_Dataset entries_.
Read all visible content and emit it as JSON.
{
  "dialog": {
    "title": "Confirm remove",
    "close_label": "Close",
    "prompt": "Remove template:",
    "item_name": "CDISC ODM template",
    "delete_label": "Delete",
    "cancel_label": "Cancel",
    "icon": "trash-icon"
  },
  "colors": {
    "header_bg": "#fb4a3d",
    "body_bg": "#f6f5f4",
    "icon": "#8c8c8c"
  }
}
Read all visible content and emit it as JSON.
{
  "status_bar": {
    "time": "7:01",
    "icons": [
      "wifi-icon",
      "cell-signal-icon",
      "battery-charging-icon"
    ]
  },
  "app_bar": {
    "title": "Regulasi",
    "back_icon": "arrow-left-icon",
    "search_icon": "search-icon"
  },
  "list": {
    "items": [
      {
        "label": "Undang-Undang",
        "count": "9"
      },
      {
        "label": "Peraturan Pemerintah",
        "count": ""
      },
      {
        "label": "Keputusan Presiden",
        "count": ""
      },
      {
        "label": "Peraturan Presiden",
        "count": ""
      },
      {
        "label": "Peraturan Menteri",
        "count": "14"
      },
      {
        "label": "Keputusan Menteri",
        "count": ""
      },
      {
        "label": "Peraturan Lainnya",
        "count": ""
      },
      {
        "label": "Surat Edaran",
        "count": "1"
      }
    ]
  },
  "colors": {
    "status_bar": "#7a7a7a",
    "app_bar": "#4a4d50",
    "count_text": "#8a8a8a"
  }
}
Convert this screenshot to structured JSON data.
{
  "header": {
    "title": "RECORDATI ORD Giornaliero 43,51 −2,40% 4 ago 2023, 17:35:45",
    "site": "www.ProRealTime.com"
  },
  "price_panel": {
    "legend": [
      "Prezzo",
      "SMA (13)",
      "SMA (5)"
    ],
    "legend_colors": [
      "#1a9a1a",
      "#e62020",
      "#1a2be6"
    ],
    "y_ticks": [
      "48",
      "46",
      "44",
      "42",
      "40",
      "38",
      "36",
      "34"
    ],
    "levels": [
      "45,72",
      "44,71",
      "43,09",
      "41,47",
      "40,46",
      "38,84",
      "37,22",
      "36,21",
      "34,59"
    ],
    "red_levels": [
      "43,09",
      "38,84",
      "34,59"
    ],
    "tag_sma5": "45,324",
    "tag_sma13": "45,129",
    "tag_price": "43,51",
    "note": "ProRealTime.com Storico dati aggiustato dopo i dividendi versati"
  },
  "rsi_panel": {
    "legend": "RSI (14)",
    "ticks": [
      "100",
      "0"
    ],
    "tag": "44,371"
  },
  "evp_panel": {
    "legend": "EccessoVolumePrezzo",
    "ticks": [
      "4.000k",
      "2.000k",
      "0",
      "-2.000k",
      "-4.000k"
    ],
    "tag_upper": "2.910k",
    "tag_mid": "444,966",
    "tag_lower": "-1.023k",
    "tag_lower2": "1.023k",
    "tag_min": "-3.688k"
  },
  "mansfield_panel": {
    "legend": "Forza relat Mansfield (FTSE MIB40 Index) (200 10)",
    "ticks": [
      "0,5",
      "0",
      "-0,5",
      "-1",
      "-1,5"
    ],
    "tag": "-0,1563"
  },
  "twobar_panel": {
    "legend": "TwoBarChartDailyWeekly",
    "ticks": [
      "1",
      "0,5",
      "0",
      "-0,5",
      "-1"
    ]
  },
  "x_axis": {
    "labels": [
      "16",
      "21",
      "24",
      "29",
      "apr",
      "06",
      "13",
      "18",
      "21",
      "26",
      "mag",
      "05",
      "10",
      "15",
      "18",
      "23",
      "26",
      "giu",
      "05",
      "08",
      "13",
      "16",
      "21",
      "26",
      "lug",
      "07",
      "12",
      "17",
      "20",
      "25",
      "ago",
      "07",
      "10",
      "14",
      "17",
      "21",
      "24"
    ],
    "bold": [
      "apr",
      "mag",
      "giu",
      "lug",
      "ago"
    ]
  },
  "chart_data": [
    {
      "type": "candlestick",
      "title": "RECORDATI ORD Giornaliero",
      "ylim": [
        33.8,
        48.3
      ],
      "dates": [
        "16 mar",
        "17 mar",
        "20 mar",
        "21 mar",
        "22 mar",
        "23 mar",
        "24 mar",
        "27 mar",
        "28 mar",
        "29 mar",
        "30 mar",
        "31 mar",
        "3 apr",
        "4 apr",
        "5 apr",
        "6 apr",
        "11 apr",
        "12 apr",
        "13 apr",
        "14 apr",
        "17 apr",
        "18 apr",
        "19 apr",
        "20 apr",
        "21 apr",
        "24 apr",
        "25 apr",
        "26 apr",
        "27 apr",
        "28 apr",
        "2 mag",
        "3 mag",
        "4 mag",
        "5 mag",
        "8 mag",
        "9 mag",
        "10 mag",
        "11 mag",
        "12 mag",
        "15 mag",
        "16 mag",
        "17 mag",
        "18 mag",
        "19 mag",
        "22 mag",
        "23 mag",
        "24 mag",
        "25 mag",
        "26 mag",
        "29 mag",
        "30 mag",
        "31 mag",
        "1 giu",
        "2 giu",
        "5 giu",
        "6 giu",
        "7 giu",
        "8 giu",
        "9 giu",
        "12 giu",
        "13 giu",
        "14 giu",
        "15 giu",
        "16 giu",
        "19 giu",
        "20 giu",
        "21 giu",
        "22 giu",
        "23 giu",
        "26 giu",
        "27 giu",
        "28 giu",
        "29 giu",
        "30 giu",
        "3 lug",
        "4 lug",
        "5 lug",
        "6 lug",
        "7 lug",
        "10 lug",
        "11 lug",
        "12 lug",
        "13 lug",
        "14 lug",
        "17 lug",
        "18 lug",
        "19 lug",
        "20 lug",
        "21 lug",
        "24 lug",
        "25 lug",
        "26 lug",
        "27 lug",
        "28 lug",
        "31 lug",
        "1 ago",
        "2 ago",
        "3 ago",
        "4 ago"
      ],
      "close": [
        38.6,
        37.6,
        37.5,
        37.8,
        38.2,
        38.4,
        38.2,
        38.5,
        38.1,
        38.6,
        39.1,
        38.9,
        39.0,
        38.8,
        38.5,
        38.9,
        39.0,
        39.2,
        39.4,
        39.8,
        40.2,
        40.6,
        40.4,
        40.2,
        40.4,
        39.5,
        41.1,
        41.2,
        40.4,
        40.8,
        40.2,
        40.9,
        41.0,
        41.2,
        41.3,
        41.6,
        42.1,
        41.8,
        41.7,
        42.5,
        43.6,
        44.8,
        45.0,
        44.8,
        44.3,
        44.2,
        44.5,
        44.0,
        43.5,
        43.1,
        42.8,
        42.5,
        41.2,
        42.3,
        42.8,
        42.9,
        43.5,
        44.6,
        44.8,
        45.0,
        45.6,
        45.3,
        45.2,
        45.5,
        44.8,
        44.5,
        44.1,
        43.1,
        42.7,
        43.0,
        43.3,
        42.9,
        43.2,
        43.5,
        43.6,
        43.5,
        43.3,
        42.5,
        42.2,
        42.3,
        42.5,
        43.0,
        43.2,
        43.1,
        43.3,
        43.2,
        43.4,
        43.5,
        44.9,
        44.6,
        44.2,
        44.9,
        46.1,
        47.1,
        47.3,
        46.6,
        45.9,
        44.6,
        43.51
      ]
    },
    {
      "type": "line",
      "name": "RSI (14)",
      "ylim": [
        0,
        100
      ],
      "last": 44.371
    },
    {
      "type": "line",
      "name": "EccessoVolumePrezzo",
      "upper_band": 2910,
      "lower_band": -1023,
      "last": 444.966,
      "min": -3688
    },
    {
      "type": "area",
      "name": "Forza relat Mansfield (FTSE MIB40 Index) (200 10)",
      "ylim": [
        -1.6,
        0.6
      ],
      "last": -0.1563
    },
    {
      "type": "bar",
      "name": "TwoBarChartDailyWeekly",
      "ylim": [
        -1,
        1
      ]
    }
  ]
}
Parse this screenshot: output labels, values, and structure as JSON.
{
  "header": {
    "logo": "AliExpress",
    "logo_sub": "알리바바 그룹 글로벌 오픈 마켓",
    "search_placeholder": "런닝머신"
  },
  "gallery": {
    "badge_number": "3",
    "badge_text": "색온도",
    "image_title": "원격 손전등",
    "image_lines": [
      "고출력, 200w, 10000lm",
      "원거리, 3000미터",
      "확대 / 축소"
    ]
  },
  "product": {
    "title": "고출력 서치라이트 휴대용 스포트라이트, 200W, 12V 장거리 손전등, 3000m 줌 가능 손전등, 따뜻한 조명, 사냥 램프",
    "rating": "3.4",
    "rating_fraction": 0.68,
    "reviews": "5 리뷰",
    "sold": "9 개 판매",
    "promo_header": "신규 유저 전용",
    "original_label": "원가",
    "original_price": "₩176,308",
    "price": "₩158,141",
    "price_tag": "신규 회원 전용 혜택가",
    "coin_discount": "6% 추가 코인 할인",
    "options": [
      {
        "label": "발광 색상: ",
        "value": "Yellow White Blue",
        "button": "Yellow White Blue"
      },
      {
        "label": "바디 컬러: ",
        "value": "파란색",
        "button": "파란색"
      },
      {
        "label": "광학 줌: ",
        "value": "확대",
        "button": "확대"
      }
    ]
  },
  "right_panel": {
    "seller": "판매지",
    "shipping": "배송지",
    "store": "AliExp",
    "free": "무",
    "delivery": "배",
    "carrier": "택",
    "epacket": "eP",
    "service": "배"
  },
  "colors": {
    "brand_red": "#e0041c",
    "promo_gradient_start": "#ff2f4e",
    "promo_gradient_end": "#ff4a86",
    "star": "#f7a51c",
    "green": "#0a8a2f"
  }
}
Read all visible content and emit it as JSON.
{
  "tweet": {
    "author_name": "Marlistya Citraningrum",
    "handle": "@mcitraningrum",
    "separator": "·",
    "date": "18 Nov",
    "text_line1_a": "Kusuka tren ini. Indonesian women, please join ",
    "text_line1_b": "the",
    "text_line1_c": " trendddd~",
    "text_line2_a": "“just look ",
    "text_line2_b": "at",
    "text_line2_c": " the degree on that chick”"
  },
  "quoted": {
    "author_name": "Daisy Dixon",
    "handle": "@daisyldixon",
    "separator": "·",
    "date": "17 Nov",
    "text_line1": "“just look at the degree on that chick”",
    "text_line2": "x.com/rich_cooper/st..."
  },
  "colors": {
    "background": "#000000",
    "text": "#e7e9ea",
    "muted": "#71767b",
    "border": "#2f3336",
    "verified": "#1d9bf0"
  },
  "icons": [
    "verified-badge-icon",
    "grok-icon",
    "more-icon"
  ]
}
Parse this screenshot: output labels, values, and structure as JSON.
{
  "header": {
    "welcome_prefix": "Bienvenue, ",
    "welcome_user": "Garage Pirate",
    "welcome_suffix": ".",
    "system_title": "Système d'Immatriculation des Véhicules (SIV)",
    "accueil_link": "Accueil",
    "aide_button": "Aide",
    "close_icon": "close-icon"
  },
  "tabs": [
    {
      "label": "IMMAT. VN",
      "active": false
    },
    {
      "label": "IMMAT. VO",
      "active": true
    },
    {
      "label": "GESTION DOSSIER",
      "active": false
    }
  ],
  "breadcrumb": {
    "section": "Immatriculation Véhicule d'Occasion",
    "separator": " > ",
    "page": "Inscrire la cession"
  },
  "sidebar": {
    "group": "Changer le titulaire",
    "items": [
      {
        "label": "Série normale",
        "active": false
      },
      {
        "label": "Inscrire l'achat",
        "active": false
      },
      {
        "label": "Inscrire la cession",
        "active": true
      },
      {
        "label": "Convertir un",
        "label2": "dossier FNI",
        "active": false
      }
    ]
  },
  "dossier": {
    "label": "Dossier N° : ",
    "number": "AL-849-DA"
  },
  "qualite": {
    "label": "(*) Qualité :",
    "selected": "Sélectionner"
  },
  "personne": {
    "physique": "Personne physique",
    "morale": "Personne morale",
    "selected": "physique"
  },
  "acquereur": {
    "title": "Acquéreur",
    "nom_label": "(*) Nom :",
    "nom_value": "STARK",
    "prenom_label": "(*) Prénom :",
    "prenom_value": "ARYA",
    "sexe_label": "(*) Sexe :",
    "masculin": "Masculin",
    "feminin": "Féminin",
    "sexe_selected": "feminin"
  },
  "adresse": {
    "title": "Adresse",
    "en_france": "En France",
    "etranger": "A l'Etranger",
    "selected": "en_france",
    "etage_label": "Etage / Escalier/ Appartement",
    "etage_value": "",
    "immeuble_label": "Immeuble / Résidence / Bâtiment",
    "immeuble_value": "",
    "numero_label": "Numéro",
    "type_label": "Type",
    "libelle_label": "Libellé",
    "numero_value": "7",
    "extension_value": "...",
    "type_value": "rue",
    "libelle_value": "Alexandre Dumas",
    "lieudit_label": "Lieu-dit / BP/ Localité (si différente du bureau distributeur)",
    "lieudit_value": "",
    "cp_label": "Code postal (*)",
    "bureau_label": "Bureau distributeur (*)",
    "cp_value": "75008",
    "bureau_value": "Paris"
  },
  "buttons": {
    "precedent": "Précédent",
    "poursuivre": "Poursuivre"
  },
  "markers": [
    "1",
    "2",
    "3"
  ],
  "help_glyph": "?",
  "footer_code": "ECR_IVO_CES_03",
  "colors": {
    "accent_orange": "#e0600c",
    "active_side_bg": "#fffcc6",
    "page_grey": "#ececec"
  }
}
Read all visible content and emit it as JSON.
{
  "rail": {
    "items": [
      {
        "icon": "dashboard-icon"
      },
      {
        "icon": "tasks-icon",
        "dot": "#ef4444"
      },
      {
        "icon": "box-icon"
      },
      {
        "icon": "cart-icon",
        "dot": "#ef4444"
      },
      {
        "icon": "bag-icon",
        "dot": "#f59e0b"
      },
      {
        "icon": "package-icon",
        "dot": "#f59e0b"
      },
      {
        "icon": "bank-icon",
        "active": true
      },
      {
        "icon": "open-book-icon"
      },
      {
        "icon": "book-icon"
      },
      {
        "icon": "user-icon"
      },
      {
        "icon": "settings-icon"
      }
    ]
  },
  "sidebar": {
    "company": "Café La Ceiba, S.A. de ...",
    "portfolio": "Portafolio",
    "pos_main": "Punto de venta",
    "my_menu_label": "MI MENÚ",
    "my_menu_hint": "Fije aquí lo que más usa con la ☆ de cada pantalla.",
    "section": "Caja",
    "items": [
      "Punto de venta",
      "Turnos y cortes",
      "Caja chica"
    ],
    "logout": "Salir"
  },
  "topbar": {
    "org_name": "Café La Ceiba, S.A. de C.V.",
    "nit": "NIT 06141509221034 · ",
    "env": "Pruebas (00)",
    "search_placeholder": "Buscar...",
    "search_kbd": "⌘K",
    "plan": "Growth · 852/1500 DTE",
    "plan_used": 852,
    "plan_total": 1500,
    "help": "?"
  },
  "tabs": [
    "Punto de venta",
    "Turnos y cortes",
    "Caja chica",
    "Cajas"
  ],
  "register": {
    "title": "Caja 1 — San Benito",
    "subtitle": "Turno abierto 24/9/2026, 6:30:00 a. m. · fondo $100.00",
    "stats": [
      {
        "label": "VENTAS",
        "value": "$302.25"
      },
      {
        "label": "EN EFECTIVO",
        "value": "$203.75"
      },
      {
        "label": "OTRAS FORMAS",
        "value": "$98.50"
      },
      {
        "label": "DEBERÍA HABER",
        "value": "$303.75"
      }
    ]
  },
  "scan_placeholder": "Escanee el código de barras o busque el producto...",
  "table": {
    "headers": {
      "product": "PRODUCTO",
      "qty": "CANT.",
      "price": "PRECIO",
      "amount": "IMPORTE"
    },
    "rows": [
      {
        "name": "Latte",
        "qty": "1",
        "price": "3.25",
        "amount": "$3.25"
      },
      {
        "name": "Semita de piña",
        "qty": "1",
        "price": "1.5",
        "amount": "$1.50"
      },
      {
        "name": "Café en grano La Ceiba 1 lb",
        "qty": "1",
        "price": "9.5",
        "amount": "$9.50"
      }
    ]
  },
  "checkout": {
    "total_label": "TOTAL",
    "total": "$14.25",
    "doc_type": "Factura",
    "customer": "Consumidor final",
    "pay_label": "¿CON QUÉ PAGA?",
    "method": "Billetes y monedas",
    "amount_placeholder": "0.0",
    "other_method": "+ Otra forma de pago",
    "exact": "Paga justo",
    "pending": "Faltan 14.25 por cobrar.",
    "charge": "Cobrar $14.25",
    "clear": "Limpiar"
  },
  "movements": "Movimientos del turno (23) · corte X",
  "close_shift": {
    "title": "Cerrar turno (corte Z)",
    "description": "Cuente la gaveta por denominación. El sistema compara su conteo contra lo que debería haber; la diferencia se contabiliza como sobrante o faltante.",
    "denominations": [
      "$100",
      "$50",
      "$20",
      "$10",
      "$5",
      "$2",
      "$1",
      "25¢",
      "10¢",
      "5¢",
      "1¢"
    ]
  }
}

_EXERCISE AIM_. Find how many lines of the listing include the string "Yellow" and give that number, nothing else.

_RESPONSE TO THIS EXERCISE_. 2